Data records
•••••

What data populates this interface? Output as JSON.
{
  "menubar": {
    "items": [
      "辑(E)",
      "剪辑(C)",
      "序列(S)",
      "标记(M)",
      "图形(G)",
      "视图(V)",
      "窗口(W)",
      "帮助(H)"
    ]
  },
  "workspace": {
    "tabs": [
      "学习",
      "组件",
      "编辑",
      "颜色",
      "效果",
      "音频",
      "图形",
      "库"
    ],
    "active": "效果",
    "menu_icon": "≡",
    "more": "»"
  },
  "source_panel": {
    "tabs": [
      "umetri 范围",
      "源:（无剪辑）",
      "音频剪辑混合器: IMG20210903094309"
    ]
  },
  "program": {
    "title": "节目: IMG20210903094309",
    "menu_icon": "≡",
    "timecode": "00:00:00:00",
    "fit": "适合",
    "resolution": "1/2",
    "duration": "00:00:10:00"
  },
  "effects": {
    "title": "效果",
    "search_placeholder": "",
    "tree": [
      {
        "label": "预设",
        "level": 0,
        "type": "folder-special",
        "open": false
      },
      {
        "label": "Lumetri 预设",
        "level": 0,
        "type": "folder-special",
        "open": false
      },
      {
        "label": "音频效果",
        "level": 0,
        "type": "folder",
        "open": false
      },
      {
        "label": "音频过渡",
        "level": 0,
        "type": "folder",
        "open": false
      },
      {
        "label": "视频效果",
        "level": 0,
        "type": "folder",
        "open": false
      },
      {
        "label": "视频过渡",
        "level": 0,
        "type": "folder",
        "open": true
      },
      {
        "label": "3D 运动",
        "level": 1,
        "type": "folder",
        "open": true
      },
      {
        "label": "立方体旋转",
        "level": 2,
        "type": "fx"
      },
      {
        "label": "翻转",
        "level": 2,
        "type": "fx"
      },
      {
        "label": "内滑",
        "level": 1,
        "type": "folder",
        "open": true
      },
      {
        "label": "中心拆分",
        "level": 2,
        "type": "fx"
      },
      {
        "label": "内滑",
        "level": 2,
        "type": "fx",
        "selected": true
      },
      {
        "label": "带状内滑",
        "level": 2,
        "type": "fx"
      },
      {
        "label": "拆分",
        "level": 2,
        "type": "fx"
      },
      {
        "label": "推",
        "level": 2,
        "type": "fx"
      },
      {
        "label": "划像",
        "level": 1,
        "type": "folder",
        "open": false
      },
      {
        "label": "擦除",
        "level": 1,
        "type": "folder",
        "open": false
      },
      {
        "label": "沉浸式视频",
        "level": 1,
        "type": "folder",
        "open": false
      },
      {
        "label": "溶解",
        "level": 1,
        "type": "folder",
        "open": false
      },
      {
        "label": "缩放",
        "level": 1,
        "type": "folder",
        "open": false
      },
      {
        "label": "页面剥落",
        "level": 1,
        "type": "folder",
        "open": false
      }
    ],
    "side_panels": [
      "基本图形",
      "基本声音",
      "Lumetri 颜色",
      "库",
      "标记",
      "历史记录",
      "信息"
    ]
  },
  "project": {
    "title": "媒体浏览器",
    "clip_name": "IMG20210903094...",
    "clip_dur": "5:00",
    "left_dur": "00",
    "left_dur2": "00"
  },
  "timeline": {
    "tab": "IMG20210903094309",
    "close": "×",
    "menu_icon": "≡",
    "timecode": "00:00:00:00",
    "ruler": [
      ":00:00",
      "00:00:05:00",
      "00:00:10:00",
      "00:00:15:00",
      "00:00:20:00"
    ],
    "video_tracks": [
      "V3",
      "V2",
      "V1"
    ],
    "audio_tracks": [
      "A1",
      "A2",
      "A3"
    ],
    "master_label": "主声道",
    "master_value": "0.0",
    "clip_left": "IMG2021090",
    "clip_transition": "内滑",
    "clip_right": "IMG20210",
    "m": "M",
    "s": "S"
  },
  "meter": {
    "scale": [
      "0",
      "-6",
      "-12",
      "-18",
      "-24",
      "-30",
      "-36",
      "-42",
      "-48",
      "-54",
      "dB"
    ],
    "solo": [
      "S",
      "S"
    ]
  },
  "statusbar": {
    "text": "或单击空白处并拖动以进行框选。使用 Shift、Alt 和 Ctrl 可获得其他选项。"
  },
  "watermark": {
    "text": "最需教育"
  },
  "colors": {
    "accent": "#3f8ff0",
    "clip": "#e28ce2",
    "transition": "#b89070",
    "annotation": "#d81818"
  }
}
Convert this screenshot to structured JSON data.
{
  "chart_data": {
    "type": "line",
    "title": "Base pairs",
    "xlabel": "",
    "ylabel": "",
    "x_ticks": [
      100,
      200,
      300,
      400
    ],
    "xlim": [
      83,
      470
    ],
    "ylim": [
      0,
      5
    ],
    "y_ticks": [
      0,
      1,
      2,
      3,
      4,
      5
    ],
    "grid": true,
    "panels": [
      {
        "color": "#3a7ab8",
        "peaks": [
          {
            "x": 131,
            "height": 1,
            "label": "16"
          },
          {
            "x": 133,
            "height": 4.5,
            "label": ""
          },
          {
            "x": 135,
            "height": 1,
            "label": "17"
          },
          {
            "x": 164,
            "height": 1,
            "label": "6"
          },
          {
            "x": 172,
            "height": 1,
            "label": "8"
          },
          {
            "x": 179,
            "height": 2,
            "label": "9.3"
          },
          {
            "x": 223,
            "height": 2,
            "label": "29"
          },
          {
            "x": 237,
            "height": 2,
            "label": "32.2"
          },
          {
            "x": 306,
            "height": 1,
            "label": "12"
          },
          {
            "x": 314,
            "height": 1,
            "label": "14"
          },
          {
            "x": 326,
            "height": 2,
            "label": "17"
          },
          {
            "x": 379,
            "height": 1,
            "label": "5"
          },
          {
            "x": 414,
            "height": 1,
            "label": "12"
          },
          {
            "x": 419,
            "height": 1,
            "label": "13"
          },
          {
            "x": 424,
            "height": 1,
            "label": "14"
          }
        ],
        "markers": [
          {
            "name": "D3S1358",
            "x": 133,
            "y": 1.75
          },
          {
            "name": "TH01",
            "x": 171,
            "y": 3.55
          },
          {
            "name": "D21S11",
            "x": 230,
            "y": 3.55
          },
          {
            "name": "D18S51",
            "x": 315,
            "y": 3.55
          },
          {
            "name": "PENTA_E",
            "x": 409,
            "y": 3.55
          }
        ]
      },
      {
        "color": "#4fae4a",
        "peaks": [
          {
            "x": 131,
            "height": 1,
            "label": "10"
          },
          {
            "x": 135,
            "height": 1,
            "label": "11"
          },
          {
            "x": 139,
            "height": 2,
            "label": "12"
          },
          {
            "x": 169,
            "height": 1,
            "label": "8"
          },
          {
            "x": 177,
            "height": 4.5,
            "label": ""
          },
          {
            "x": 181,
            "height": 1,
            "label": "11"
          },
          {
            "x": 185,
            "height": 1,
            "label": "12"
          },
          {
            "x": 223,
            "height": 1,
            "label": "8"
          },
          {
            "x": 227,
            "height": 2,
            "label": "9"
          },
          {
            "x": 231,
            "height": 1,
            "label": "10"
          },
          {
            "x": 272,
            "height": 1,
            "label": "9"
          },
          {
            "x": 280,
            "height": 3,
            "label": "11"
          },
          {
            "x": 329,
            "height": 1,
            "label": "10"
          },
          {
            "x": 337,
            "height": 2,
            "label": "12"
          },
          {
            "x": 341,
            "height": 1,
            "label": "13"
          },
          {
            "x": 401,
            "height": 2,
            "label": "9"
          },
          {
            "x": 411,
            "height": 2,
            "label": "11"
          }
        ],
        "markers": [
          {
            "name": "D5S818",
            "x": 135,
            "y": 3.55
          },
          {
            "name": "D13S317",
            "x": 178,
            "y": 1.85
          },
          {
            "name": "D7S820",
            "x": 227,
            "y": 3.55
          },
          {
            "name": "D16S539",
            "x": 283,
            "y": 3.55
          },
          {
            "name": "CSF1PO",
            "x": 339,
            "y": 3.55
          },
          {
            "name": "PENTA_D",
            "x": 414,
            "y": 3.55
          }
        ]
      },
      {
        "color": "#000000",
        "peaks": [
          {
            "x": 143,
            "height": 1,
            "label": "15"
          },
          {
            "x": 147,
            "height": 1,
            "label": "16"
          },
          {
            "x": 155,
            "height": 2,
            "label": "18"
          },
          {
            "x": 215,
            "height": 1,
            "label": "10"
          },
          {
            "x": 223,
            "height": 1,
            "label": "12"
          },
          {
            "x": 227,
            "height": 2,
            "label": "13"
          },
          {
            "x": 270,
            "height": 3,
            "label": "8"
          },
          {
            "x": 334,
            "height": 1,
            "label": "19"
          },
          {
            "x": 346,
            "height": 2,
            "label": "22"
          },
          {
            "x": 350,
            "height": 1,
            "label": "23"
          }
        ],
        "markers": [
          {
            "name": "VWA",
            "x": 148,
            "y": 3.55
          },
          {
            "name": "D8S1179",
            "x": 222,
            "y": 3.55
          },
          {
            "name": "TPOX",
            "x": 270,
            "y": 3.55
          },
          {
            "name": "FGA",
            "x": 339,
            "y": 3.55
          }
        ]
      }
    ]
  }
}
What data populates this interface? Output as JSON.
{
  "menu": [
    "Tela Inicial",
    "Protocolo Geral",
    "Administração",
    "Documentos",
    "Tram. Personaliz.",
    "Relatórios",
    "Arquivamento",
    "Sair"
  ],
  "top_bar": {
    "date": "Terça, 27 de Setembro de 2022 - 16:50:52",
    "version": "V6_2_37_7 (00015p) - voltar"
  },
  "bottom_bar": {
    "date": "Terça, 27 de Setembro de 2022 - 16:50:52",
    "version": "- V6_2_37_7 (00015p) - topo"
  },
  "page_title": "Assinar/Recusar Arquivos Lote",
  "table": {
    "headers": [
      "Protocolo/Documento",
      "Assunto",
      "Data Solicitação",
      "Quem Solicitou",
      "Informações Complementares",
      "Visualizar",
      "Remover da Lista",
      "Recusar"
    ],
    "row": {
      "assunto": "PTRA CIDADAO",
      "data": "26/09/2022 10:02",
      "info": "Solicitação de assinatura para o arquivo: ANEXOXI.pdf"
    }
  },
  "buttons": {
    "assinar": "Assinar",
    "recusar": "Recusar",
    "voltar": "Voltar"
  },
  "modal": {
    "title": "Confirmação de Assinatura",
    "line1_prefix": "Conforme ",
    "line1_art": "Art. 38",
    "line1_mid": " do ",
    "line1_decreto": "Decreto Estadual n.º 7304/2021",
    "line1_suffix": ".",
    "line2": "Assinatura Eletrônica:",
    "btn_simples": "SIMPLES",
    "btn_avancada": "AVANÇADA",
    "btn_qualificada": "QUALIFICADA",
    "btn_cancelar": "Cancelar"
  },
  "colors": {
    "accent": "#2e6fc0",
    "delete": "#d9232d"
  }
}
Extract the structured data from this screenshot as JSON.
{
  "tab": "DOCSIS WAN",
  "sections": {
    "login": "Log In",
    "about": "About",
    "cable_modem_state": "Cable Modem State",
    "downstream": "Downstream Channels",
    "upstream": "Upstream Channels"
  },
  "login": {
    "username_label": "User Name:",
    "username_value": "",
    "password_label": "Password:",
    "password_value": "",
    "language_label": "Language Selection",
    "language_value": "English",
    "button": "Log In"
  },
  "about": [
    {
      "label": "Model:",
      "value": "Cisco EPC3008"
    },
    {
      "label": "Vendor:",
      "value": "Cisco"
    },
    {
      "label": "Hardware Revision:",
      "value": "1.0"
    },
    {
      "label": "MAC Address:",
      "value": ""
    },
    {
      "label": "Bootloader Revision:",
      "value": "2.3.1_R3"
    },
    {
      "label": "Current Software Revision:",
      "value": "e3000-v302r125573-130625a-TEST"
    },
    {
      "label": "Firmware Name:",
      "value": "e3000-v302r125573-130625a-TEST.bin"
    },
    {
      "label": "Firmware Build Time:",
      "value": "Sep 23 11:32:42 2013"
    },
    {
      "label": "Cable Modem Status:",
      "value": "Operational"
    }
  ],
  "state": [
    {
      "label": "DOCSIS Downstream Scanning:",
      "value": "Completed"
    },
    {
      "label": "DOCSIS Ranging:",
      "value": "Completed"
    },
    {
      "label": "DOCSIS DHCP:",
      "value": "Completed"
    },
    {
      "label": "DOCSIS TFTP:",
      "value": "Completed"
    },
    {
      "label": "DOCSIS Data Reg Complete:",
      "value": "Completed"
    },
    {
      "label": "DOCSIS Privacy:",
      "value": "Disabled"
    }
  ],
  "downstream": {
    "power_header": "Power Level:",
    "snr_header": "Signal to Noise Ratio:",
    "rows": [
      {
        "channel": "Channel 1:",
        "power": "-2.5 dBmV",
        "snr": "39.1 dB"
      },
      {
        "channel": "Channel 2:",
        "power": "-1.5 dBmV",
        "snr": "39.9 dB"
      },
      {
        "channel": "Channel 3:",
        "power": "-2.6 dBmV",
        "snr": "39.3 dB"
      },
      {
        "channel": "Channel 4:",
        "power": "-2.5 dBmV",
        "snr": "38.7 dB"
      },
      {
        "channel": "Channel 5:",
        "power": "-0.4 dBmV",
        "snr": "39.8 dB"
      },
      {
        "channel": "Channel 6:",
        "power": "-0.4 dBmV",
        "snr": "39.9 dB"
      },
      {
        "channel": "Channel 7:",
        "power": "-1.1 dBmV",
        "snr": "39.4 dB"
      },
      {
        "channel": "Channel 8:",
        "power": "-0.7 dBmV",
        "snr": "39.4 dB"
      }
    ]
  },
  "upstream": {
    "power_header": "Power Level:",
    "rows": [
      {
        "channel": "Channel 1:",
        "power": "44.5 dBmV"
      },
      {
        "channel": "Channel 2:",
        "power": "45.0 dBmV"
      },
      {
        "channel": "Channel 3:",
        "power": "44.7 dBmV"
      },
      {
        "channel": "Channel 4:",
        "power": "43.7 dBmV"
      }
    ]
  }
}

•••••

PROBLEM REQUIREMENTS: List all lines from the entries that include the word "Channels".

EXERCISE ANSWER:
    "downstream": "Downstream Channels",
    "upstream": "Upstream Channels"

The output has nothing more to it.